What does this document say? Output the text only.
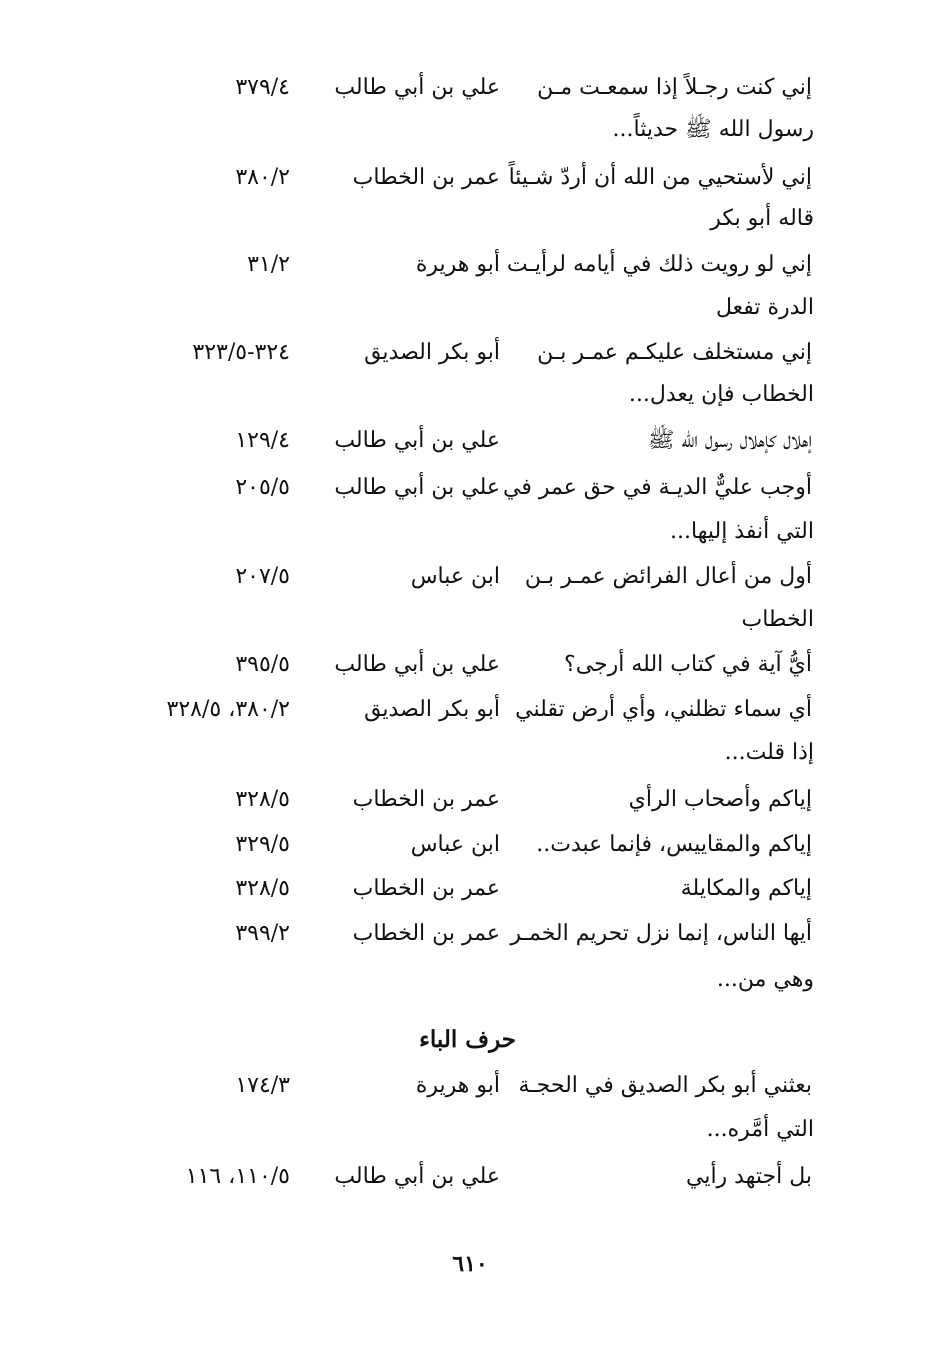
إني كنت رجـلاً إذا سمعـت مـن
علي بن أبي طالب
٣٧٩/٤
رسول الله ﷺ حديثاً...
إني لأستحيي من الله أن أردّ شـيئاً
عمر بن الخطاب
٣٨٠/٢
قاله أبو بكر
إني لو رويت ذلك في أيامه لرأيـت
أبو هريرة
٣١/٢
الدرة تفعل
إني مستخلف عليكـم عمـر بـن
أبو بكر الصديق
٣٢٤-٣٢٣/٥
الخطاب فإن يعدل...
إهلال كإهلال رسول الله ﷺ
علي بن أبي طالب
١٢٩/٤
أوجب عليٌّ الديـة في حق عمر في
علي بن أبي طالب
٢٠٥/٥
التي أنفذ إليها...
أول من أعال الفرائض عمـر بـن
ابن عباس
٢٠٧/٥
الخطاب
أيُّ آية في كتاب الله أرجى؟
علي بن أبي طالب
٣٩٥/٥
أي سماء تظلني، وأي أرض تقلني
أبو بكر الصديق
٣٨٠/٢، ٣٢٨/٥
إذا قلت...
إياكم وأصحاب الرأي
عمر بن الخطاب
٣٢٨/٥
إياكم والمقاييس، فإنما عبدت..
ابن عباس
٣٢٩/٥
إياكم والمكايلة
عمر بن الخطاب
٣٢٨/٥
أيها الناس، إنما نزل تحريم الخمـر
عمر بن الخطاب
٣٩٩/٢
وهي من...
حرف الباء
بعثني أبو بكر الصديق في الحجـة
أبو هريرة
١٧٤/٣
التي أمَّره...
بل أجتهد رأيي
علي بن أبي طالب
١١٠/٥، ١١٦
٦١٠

========================================

Given request ▸
Reproduce the data word for word, excluding its pictures.

Full answer ▸
What does this document say? Output the text only.
إني كنت رجـلاً إذا سمعـت مـن
علي بن أبي طالب
٣٧٩/٤
رسول الله ﷺ حديثاً...
إني لأستحيي من الله أن أردّ شـيئاً
عمر بن الخطاب
٣٨٠/٢
قاله أبو بكر
إني لو رويت ذلك في أيامه لرأيـت
أبو هريرة
٣١/٢
الدرة تفعل
إني مستخلف عليكـم عمـر بـن
أبو بكر الصديق
٣٢٤-٣٢٣/٥
الخطاب فإن يعدل...
إهلال كإهلال رسول الله ﷺ
علي بن أبي طالب
١٢٩/٤
أوجب عليٌّ الديـة في حق عمر في
علي بن أبي طالب
٢٠٥/٥
التي أنفذ إليها...
أول من أعال الفرائض عمـر بـن
ابن عباس
٢٠٧/٥
الخطاب
أيُّ آية في كتاب الله أرجى؟
علي بن أبي طالب
٣٩٥/٥
أي سماء تظلني، وأي أرض تقلني
أبو بكر الصديق
٣٨٠/٢، ٣٢٨/٥
إذا قلت...
إياكم وأصحاب الرأي
عمر بن الخطاب
٣٢٨/٥
إياكم والمقاييس، فإنما عبدت..
ابن عباس
٣٢٩/٥
إياكم والمكايلة
عمر بن الخطاب
٣٢٨/٥
أيها الناس، إنما نزل تحريم الخمـر
عمر بن الخطاب
٣٩٩/٢
وهي من...
حرف الباء
بعثني أبو بكر الصديق في الحجـة
أبو هريرة
١٧٤/٣
التي أمَّره...
بل أجتهد رأيي
علي بن أبي طالب
١١٠/٥، ١١٦
٦١٠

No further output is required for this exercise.